Required task »
In the copy, include every entry exactly but none of the pictures.

The records »

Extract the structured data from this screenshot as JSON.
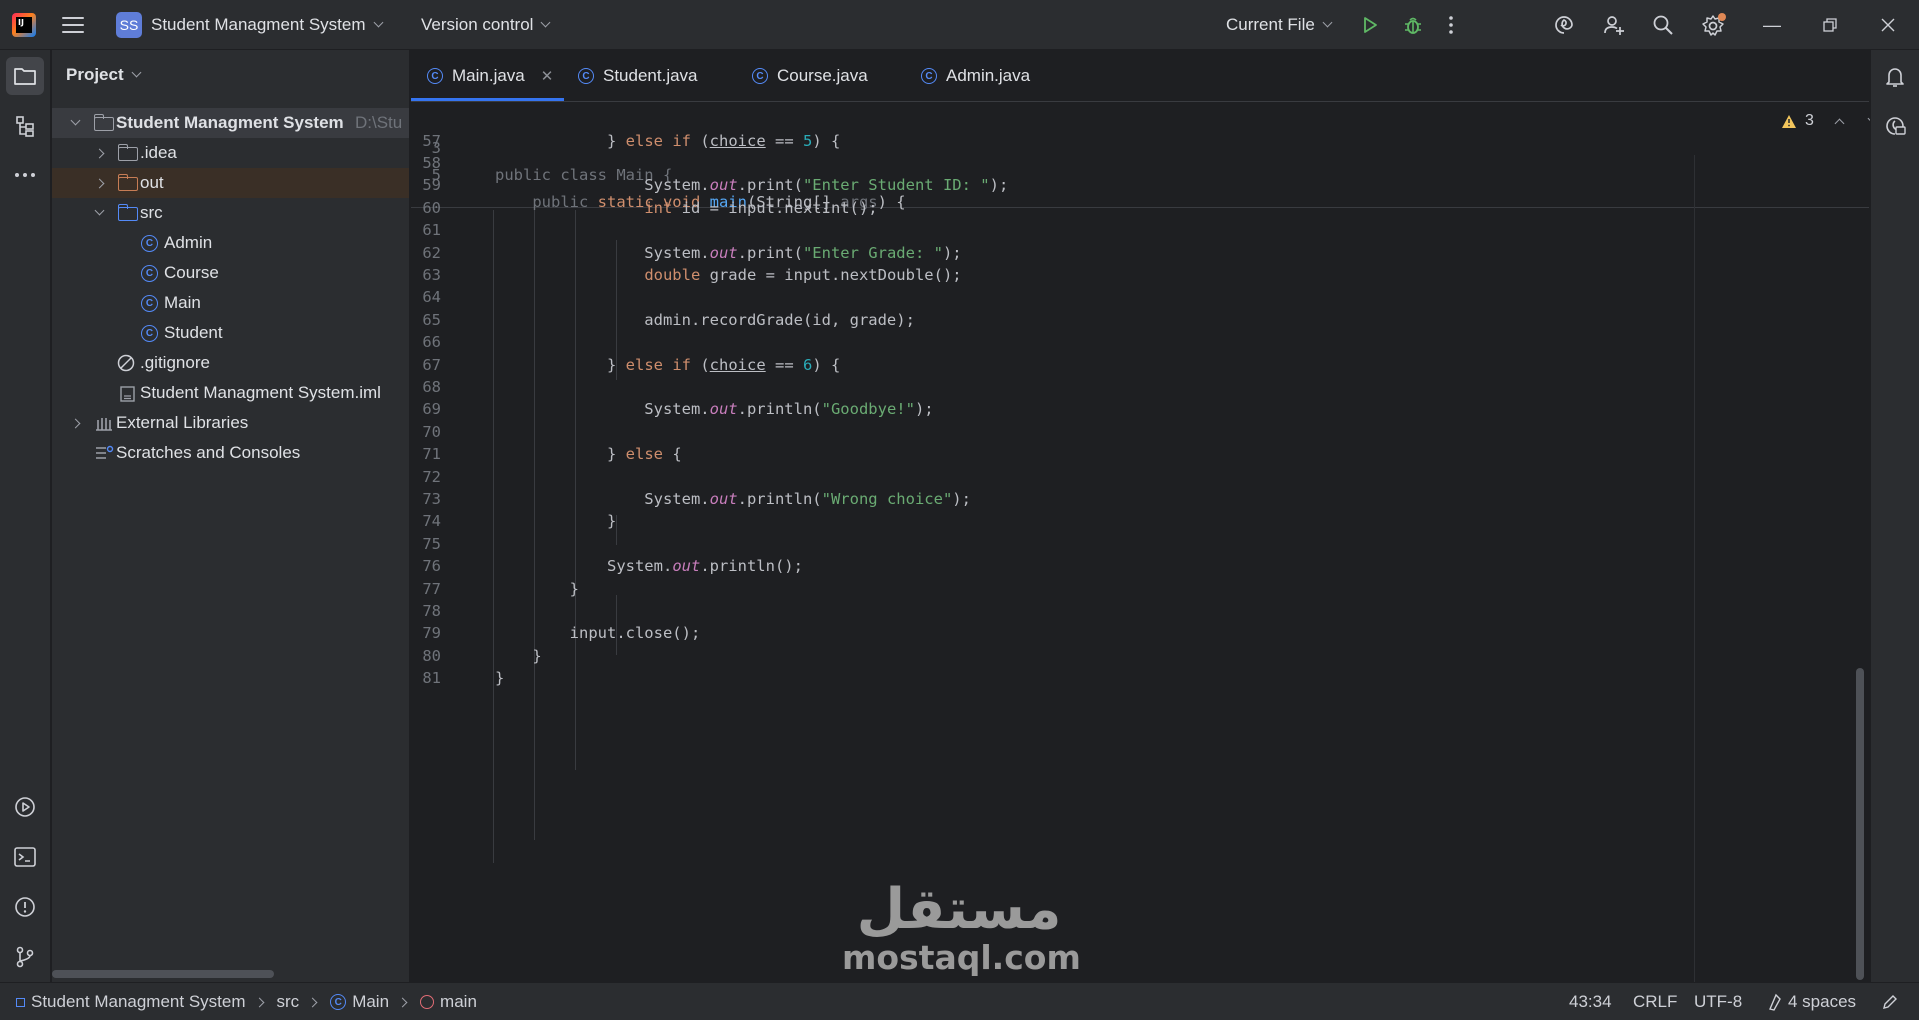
{
  "titlebar": {
    "project_badge": "SS",
    "project_name": "Student Managment System",
    "vcs": "Version control",
    "run_config": "Current File"
  },
  "project_panel": {
    "title": "Project",
    "tree": [
      {
        "label": "Student Managment System",
        "suffix": "D:\\Stu"
      },
      {
        "label": ".idea"
      },
      {
        "label": "out"
      },
      {
        "label": "src"
      },
      {
        "label": "Admin"
      },
      {
        "label": "Course"
      },
      {
        "label": "Main"
      },
      {
        "label": "Student"
      },
      {
        "label": ".gitignore"
      },
      {
        "label": "Student Managment System.iml"
      },
      {
        "label": "External Libraries"
      },
      {
        "label": "Scratches and Consoles"
      }
    ]
  },
  "tabs": [
    {
      "label": "Main.java"
    },
    {
      "label": "Student.java"
    },
    {
      "label": "Course.java"
    },
    {
      "label": "Admin.java"
    }
  ],
  "editor": {
    "warnings_count": "3",
    "sticky_lines": [
      {
        "n": "3",
        "code": "public class Main {"
      },
      {
        "n": "5",
        "code": "    public static void main(String[] args) {"
      }
    ],
    "lines": [
      {
        "n": "57",
        "code": "            } else if (choice == 5) {"
      },
      {
        "n": "58",
        "code": ""
      },
      {
        "n": "59",
        "code": "                System.out.print(\"Enter Student ID: \");"
      },
      {
        "n": "60",
        "code": "                int id = input.nextInt();"
      },
      {
        "n": "61",
        "code": ""
      },
      {
        "n": "62",
        "code": "                System.out.print(\"Enter Grade: \");"
      },
      {
        "n": "63",
        "code": "                double grade = input.nextDouble();"
      },
      {
        "n": "64",
        "code": ""
      },
      {
        "n": "65",
        "code": "                admin.recordGrade(id, grade);"
      },
      {
        "n": "66",
        "code": ""
      },
      {
        "n": "67",
        "code": "            } else if (choice == 6) {"
      },
      {
        "n": "68",
        "code": ""
      },
      {
        "n": "69",
        "code": "                System.out.println(\"Goodbye!\");"
      },
      {
        "n": "70",
        "code": ""
      },
      {
        "n": "71",
        "code": "            } else {"
      },
      {
        "n": "72",
        "code": ""
      },
      {
        "n": "73",
        "code": "                System.out.println(\"Wrong choice\");"
      },
      {
        "n": "74",
        "code": "            }"
      },
      {
        "n": "75",
        "code": ""
      },
      {
        "n": "76",
        "code": "            System.out.println();"
      },
      {
        "n": "77",
        "code": "        }"
      },
      {
        "n": "78",
        "code": ""
      },
      {
        "n": "79",
        "code": "        input.close();"
      },
      {
        "n": "80",
        "code": "    }"
      },
      {
        "n": "81",
        "code": "}"
      }
    ]
  },
  "statusbar": {
    "breadcrumb": [
      "Student Managment System",
      "src",
      "Main",
      "main"
    ],
    "position": "43:34",
    "line_sep": "CRLF",
    "encoding": "UTF-8",
    "indent": "4 spaces"
  },
  "watermark": {
    "arabic": "مستقل",
    "latin": "mostaql.com"
  },
  "colors": {
    "accent": "#3574f0",
    "keyword": "#cf8e6d",
    "string": "#6aab73",
    "number": "#2aacb8",
    "field": "#c77dbb",
    "method": "#56a8f5"
  }
}
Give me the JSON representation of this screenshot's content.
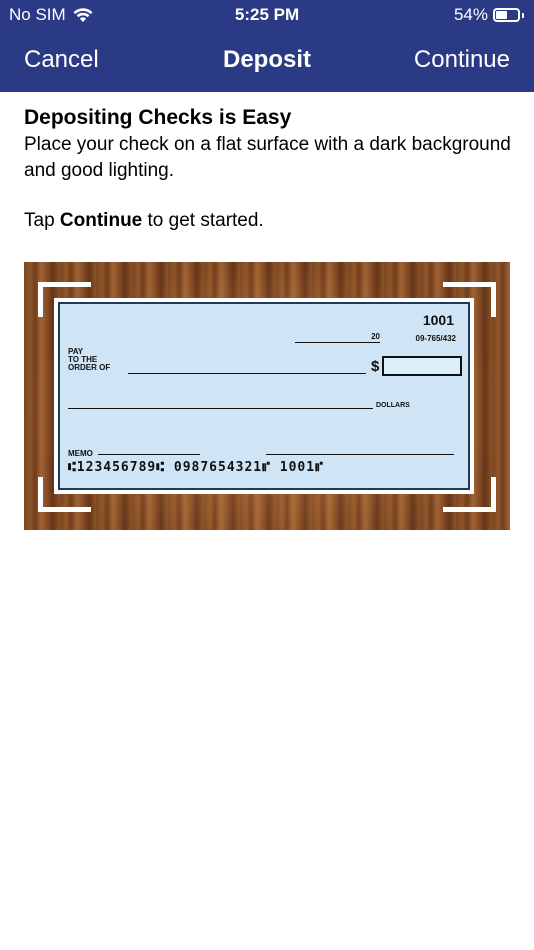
{
  "status_bar": {
    "carrier": "No SIM",
    "time": "5:25 PM",
    "battery_percent": "54%",
    "battery_level": 0.54
  },
  "nav": {
    "cancel_label": "Cancel",
    "title": "Deposit",
    "continue_label": "Continue"
  },
  "intro": {
    "heading": "Depositing Checks is Easy",
    "description": "Place your check on a flat surface with a dark background and good lighting.",
    "instruction_prefix": "Tap ",
    "instruction_bold": "Continue",
    "instruction_suffix": " to get started."
  },
  "check": {
    "number": "1001",
    "routing_fraction": "09-765/432",
    "date_prefix": "20",
    "pay_line1": "PAY",
    "pay_line2": "TO THE",
    "pay_line3": "ORDER OF",
    "dollar_sign": "$",
    "dollars_label": "DOLLARS",
    "memo_label": "MEMO",
    "micr_line": "⑆123456789⑆  0987654321⑈  1001⑈"
  },
  "colors": {
    "header_bg": "#2b3a84",
    "check_bg": "#cfe5f5"
  }
}
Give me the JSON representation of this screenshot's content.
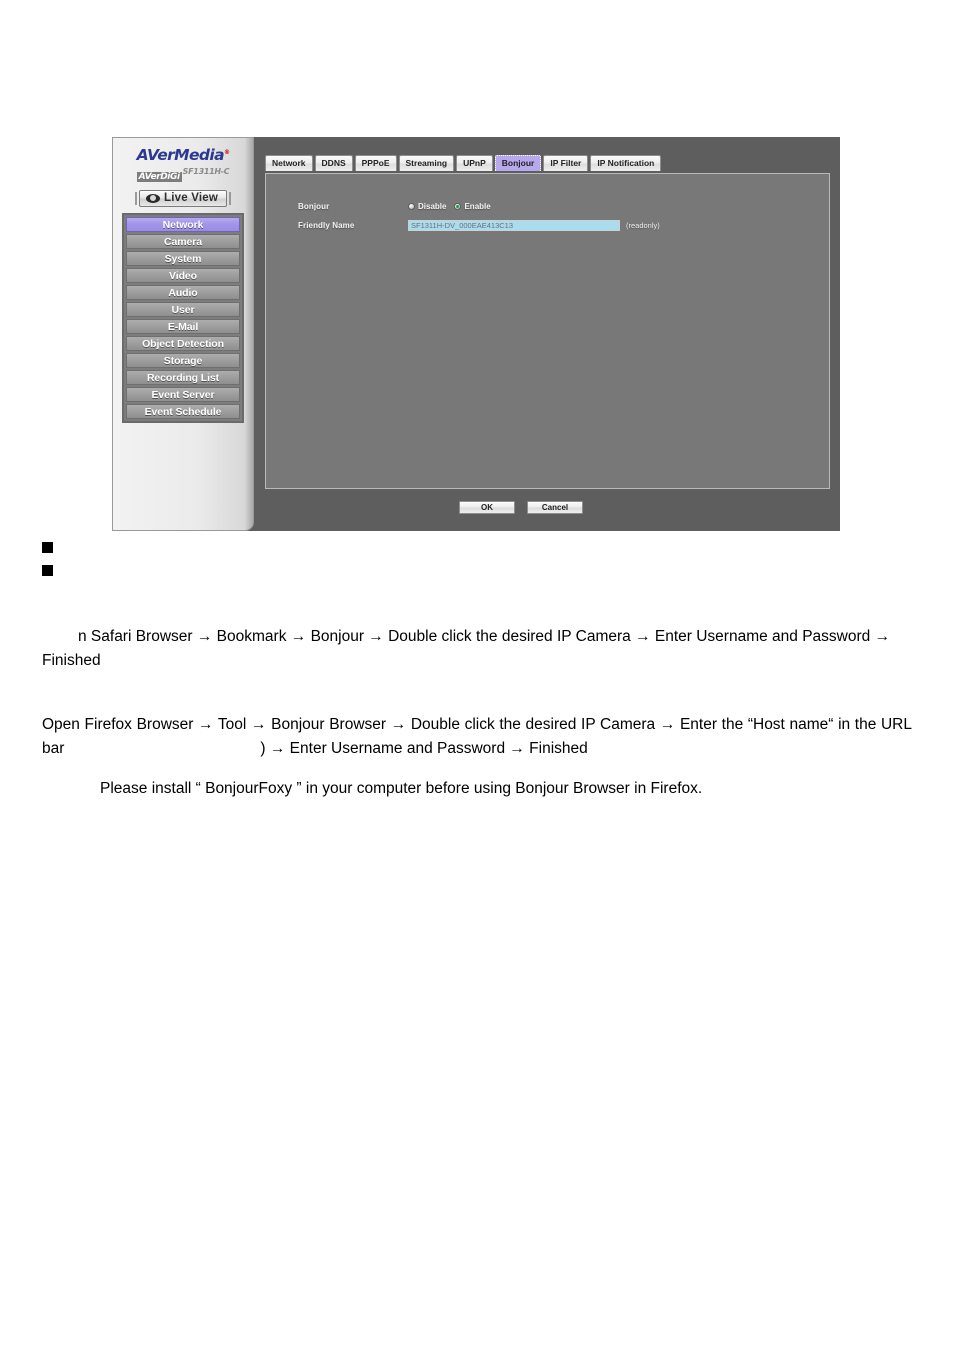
{
  "device_ui": {
    "brand": {
      "logo_main": "AVerMedia",
      "logo_reg": "®",
      "logo_digi": "AVerDiGi",
      "logo_model": "SF1311H-C"
    },
    "live_view_label": "Live View",
    "sidebar_items": [
      "Network",
      "Camera",
      "System",
      "Video",
      "Audio",
      "User",
      "E-Mail",
      "Object Detection",
      "Storage",
      "Recording List",
      "Event Server",
      "Event Schedule"
    ],
    "active_sidebar_item": "Network",
    "tabs": [
      "Network",
      "DDNS",
      "PPPoE",
      "Streaming",
      "UPnP",
      "Bonjour",
      "IP Filter",
      "IP Notification"
    ],
    "active_tab": "Bonjour",
    "form": {
      "bonjour_label": "Bonjour",
      "disable_label": "Disable",
      "enable_label": "Enable",
      "selected_option": "Enable",
      "friendly_name_label": "Friendly Name",
      "friendly_name_value": "SF1311H-DV_000EAE413C13",
      "readonly_note": "(readonly)"
    },
    "buttons": {
      "ok": "OK",
      "cancel": "Cancel"
    },
    "colors": {
      "header_gray": "#5e5e5e",
      "panel_gray": "#787878",
      "accent_purple": "#b8a9ee",
      "input_blue": "#a9dcef",
      "enable_green": "#13a03c"
    }
  },
  "document": {
    "paragraph_safari": "n Safari Browser → Bookmark → Bonjour → Double click the desired IP Camera → Enter Username and Password → Finished",
    "paragraph_firefox_part1": "Open Firefox Browser → Tool → Bonjour Browser → Double click the desired IP Camera → Enter the “Host  name“ in the URL bar",
    "paragraph_firefox_part2": ") → Enter Username and Password → Finished",
    "paragraph_note": "Please install “ BonjourFoxy ” in your computer before using Bonjour Browser in Firefox."
  }
}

The output »
Extract the structured data from this screenshot as JSON.
{
  "titlebar": {
    "project_badge": "SS",
    "project_name": "Student Managment System",
    "vcs": "Version control",
    "run_config": "Current File"
  },
  "project_panel": {
    "title": "Project",
    "tree": [
      {
        "label": "Student Managment System",
        "suffix": "D:\\Stu"
      },
      {
        "label": ".idea"
      },
      {
        "label": "out"
      },
      {
        "label": "src"
      },
      {
        "label": "Admin"
      },
      {
        "label": "Course"
      },
      {
        "label": "Main"
      },
      {
        "label": "Student"
      },
      {
        "label": ".gitignore"
      },
      {
        "label": "Student Managment System.iml"
      },
      {
        "label": "External Libraries"
      },
      {
        "label": "Scratches and Consoles"
      }
    ]
  },
  "tabs": [
    {
      "label": "Main.java"
    },
    {
      "label": "Student.java"
    },
    {
      "label": "Course.java"
    },
    {
      "label": "Admin.java"
    }
  ],
  "editor": {
    "warnings_count": "3",
    "sticky_lines": [
      {
        "n": "3",
        "code": "public class Main {"
      },
      {
        "n": "5",
        "code": "    public static void main(String[] args) {"
      }
    ],
    "lines": [
      {
        "n": "57",
        "code": "            } else if (choice == 5) {"
      },
      {
        "n": "58",
        "code": ""
      },
      {
        "n": "59",
        "code": "                System.out.print(\"Enter Student ID: \");"
      },
      {
        "n": "60",
        "code": "                int id = input.nextInt();"
      },
      {
        "n": "61",
        "code": ""
      },
      {
        "n": "62",
        "code": "                System.out.print(\"Enter Grade: \");"
      },
      {
        "n": "63",
        "code": "                double grade = input.nextDouble();"
      },
      {
        "n": "64",
        "code": ""
      },
      {
        "n": "65",
        "code": "                admin.recordGrade(id, grade);"
      },
      {
        "n": "66",
        "code": ""
      },
      {
        "n": "67",
        "code": "            } else if (choice == 6) {"
      },
      {
        "n": "68",
        "code": ""
      },
      {
        "n": "69",
        "code": "                System.out.println(\"Goodbye!\");"
      },
      {
        "n": "70",
        "code": ""
      },
      {
        "n": "71",
        "code": "            } else {"
      },
      {
        "n": "72",
        "code": ""
      },
      {
        "n": "73",
        "code": "                System.out.println(\"Wrong choice\");"
      },
      {
        "n": "74",
        "code": "            }"
      },
      {
        "n": "75",
        "code": ""
      },
      {
        "n": "76",
        "code": "            System.out.println();"
      },
      {
        "n": "77",
        "code": "        }"
      },
      {
        "n": "78",
        "code": ""
      },
      {
        "n": "79",
        "code": "        input.close();"
      },
      {
        "n": "80",
        "code": "    }"
      },
      {
        "n": "81",
        "code": "}"
      }
    ]
  },
  "statusbar": {
    "breadcrumb": [
      "Student Managment System",
      "src",
      "Main",
      "main"
    ],
    "position": "43:34",
    "line_sep": "CRLF",
    "encoding": "UTF-8",
    "indent": "4 spaces"
  },
  "watermark": {
    "arabic": "مستقل",
    "latin": "mostaql.com"
  },
  "colors": {
    "accent": "#3574f0",
    "keyword": "#cf8e6d",
    "string": "#6aab73",
    "number": "#2aacb8",
    "field": "#c77dbb",
    "method": "#56a8f5"
  }
}
Give me the JSON representation of this screenshot's content.
{
  "status_bar": {
    "carrier": "No SIM",
    "time": "5:25 PM",
    "battery_percent": "54%",
    "battery_level": 0.54
  },
  "nav": {
    "cancel_label": "Cancel",
    "title": "Deposit",
    "continue_label": "Continue"
  },
  "intro": {
    "heading": "Depositing Checks is Easy",
    "description": "Place your check on a flat surface with a dark background and good lighting.",
    "instruction_prefix": "Tap ",
    "instruction_bold": "Continue",
    "instruction_suffix": " to get started."
  },
  "check": {
    "number": "1001",
    "routing_fraction": "09-765/432",
    "date_prefix": "20",
    "pay_line1": "PAY",
    "pay_line2": "TO THE",
    "pay_line3": "ORDER OF",
    "dollar_sign": "$",
    "dollars_label": "DOLLARS",
    "memo_label": "MEMO",
    "micr_line": "⑆123456789⑆  0987654321⑈  1001⑈"
  },
  "colors": {
    "header_bg": "#2b3a84",
    "check_bg": "#cfe5f5"
  }
}
Give me the JSON representation of this screenshot's content.
{
  "device_ui": {
    "brand": {
      "logo_main": "AVerMedia",
      "logo_reg": "®",
      "logo_digi": "AVerDiGi",
      "logo_model": "SF1311H-C"
    },
    "live_view_label": "Live View",
    "sidebar_items": [
      "Network",
      "Camera",
      "System",
      "Video",
      "Audio",
      "User",
      "E-Mail",
      "Object Detection",
      "Storage",
      "Recording List",
      "Event Server",
      "Event Schedule"
    ],
    "active_sidebar_item": "Network",
    "tabs": [
      "Network",
      "DDNS",
      "PPPoE",
      "Streaming",
      "UPnP",
      "Bonjour",
      "IP Filter",
      "IP Notification"
    ],
    "active_tab": "Bonjour",
    "form": {
      "bonjour_label": "Bonjour",
      "disable_label": "Disable",
      "enable_label": "Enable",
      "selected_option": "Enable",
      "friendly_name_label": "Friendly Name",
      "friendly_name_value": "SF1311H-DV_000EAE413C13",
      "readonly_note": "(readonly)"
    },
    "buttons": {
      "ok": "OK",
      "cancel": "Cancel"
    },
    "colors": {
      "header_gray": "#5e5e5e",
      "panel_gray": "#787878",
      "accent_purple": "#b8a9ee",
      "input_blue": "#a9dcef",
      "enable_green": "#13a03c"
    }
  },
  "document": {
    "paragraph_safari": "n Safari Browser → Bookmark → Bonjour → Double click the desired IP Camera → Enter Username and Password → Finished",
    "paragraph_firefox_part1": "Open Firefox Browser → Tool → Bonjour Browser → Double click the desired IP Camera → Enter the “Host  name“ in the URL bar",
    "paragraph_firefox_part2": ") → Enter Username and Password → Finished",
    "paragraph_note": "Please install “ BonjourFoxy ” in your computer before using Bonjour Browser in Firefox."
  }
}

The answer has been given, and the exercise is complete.